Exercise requirements ▸
Review the listing and copy each line that holds the word "title".

--- --- ---

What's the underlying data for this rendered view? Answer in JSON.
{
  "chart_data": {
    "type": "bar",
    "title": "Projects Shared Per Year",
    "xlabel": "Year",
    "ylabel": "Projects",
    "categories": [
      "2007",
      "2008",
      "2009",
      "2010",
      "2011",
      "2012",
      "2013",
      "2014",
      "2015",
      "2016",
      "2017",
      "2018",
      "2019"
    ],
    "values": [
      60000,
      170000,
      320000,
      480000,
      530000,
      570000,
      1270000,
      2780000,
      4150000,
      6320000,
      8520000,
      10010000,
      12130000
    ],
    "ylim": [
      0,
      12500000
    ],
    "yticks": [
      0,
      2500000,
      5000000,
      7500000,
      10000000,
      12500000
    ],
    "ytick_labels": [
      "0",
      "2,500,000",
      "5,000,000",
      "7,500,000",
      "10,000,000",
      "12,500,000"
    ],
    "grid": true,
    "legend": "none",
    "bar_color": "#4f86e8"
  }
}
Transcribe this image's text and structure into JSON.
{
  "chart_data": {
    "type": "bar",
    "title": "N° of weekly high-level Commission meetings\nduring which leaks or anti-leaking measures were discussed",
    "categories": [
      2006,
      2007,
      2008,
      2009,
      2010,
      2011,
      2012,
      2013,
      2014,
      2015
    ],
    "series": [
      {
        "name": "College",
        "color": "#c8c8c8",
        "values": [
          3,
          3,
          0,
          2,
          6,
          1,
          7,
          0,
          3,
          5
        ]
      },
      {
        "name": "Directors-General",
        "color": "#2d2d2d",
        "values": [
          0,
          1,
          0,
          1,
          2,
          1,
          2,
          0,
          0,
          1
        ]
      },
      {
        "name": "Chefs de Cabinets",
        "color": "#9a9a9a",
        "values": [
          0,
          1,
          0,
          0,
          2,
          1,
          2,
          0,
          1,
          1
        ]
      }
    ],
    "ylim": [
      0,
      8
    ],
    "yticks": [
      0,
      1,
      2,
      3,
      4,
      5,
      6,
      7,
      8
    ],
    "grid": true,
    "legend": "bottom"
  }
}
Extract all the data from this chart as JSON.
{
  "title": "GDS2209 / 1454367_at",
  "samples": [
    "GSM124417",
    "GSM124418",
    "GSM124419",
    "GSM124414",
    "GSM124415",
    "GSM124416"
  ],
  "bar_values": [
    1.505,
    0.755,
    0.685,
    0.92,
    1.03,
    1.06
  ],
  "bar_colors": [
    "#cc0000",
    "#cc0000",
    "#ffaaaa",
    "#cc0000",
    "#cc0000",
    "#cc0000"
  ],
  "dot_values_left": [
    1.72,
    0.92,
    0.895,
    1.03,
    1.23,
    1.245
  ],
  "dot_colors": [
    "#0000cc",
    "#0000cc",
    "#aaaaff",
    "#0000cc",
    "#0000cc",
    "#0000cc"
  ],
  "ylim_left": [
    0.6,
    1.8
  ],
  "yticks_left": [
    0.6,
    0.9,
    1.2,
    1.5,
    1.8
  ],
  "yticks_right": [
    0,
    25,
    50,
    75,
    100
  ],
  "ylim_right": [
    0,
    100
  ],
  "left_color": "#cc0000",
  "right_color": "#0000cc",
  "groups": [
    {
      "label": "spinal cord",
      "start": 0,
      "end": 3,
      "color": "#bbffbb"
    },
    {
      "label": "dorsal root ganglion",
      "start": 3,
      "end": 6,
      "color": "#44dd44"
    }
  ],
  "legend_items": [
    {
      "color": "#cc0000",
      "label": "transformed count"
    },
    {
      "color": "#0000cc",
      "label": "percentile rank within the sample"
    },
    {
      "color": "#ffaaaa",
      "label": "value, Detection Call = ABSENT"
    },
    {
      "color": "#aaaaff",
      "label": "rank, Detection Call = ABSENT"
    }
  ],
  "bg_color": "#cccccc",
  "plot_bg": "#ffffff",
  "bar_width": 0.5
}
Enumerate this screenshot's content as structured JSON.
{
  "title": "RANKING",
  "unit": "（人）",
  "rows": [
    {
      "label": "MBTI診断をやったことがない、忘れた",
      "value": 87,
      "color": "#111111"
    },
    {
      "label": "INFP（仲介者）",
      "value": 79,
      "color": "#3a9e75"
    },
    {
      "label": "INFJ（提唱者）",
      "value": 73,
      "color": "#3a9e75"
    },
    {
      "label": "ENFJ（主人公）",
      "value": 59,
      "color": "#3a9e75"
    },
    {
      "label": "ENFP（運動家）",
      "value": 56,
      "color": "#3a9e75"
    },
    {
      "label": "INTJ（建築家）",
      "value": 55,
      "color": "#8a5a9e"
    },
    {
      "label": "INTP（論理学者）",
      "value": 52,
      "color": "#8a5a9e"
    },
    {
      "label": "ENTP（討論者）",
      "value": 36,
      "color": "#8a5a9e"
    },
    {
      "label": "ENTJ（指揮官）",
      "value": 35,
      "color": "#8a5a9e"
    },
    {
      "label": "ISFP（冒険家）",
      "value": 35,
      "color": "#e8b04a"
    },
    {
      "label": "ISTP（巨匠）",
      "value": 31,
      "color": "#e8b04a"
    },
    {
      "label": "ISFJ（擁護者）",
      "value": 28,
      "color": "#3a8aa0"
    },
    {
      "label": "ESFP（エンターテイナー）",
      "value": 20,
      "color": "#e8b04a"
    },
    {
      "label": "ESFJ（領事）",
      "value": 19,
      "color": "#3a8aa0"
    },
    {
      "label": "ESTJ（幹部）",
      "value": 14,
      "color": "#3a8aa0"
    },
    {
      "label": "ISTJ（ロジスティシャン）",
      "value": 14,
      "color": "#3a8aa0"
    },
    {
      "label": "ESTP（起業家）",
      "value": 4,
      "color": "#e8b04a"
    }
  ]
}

--- --- ---

Completed exercise ▸
    "title": "Projects Shared Per Year",
    "title": "N° of weekly high-level Commission meetings\nduring which leaks or anti-leaking measures were discussed",
  "title": "GDS2209 / 1454367_at",
  "title": "RANKING",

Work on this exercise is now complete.